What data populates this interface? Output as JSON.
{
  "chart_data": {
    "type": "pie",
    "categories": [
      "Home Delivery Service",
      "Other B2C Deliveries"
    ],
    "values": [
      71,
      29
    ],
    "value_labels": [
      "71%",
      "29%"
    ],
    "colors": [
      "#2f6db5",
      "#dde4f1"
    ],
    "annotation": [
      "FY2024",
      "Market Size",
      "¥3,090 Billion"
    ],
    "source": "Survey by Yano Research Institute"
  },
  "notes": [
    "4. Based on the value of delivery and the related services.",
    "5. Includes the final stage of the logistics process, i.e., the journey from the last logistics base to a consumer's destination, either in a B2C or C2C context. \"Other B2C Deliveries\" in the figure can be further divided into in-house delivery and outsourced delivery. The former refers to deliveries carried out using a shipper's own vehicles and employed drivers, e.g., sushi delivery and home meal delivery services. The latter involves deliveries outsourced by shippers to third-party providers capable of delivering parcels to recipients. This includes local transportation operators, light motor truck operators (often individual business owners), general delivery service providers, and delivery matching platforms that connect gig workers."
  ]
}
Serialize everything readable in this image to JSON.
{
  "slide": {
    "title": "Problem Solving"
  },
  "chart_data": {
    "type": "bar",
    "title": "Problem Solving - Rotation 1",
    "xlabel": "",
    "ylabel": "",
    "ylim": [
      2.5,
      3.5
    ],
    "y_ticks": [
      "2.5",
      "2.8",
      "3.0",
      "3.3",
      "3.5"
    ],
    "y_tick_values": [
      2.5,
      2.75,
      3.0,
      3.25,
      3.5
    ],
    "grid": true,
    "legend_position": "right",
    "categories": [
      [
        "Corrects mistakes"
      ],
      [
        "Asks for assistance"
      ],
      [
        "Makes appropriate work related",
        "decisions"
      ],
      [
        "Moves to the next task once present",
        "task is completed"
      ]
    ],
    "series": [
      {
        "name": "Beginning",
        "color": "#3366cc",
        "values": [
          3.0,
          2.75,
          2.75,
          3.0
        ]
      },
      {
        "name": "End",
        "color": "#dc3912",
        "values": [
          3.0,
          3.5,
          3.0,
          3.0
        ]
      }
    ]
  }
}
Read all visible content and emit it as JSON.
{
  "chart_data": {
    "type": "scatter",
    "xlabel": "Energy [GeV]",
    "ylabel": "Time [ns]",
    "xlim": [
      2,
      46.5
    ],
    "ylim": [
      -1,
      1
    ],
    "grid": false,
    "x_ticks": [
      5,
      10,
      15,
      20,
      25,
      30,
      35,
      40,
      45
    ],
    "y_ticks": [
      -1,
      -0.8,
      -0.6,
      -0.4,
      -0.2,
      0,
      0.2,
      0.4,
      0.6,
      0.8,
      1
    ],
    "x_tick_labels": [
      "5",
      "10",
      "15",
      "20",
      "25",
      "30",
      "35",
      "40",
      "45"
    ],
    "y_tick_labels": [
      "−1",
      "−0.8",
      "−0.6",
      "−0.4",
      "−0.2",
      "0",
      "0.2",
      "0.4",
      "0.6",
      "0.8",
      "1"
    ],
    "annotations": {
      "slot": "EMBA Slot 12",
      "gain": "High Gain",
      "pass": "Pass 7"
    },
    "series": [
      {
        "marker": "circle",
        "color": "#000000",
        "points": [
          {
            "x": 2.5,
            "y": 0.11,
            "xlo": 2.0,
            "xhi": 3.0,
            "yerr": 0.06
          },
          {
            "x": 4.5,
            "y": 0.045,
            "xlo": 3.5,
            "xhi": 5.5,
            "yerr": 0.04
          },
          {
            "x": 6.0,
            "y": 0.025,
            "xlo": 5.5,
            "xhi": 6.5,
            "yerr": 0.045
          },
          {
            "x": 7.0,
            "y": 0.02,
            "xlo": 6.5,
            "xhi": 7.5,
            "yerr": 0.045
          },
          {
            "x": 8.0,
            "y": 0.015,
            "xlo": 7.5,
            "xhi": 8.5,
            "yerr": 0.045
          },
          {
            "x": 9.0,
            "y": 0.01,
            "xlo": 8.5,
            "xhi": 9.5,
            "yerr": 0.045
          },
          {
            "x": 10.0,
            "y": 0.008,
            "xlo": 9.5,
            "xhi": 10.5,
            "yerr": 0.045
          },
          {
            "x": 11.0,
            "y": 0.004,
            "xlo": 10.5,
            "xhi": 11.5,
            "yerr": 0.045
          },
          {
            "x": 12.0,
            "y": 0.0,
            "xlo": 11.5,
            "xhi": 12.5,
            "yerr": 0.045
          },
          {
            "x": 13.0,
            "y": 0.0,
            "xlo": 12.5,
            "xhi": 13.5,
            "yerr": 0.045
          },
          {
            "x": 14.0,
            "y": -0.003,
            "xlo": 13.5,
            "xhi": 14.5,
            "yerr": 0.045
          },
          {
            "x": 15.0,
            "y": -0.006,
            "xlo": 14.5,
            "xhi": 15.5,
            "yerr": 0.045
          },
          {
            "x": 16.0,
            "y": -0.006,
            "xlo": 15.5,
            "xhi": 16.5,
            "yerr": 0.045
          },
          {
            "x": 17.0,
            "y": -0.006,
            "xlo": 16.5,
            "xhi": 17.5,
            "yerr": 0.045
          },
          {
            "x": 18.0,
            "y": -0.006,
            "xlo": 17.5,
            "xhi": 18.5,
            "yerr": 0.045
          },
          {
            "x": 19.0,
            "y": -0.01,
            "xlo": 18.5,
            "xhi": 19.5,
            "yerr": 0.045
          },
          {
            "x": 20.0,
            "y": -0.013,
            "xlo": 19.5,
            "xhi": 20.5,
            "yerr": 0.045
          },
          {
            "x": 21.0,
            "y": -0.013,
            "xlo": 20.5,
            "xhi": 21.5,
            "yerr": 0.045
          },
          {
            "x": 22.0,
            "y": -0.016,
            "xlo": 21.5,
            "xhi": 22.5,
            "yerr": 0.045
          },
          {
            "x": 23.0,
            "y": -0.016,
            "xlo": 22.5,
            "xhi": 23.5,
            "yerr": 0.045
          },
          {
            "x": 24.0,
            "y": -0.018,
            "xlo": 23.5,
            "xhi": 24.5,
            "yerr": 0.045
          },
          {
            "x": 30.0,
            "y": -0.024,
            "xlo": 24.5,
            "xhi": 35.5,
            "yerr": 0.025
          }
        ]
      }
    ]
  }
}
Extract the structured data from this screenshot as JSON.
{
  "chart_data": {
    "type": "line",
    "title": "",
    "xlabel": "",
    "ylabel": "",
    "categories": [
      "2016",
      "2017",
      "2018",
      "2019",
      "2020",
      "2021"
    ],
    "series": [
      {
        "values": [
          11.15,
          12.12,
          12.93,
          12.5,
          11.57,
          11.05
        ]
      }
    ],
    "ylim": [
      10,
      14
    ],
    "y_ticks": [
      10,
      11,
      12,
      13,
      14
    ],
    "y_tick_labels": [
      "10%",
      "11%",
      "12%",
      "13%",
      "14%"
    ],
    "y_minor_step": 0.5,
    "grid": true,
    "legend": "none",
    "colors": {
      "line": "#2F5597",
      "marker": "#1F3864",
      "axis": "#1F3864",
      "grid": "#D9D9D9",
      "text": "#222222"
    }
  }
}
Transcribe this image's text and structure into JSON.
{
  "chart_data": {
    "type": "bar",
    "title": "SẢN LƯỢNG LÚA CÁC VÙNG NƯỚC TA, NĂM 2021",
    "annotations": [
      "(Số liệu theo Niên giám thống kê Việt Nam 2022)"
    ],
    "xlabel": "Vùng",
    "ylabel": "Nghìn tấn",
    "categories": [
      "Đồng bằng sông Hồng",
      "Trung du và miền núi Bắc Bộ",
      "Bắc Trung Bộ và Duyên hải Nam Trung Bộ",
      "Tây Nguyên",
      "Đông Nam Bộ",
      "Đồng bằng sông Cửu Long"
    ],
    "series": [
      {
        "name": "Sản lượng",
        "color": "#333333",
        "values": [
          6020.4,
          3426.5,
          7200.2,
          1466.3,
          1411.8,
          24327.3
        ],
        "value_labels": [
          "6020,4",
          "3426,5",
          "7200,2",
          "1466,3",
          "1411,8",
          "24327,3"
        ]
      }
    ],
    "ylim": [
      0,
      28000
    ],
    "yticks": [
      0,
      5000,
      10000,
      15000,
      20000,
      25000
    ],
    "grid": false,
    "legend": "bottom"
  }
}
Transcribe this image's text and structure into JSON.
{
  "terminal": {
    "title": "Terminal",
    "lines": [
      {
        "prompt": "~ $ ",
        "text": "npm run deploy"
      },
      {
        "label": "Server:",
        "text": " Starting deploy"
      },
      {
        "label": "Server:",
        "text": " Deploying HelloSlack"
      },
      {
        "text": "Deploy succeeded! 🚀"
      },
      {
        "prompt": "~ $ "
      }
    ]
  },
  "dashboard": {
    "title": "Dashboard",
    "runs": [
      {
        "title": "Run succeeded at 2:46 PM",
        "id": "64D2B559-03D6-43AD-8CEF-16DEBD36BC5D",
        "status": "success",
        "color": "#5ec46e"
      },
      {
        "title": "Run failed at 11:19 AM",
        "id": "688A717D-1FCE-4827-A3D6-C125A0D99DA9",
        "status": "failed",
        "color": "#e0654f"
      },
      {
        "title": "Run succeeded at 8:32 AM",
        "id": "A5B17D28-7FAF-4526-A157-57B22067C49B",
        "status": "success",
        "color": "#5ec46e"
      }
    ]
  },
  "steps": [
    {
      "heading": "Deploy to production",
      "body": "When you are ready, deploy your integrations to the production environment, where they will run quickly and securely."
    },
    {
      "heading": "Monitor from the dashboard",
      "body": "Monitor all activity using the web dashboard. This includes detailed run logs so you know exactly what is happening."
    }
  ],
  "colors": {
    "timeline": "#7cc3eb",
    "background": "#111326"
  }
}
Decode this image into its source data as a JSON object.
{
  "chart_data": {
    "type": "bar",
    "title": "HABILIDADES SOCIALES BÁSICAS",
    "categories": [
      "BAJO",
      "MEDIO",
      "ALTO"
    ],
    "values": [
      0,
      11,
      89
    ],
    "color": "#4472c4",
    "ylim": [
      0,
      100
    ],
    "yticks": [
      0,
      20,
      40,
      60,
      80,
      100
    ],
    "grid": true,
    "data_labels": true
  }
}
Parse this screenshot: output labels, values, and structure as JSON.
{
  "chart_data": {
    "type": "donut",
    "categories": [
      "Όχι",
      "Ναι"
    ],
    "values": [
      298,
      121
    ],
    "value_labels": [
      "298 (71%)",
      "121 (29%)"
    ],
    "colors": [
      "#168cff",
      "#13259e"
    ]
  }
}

» **Request**
Copy, from the material above, each line in which the string "production" occurs.

» **Task result**
      "heading": "Deploy to production",
      "body": "When you are ready, deploy your integrations to the production environment, where they will run quickly and securely."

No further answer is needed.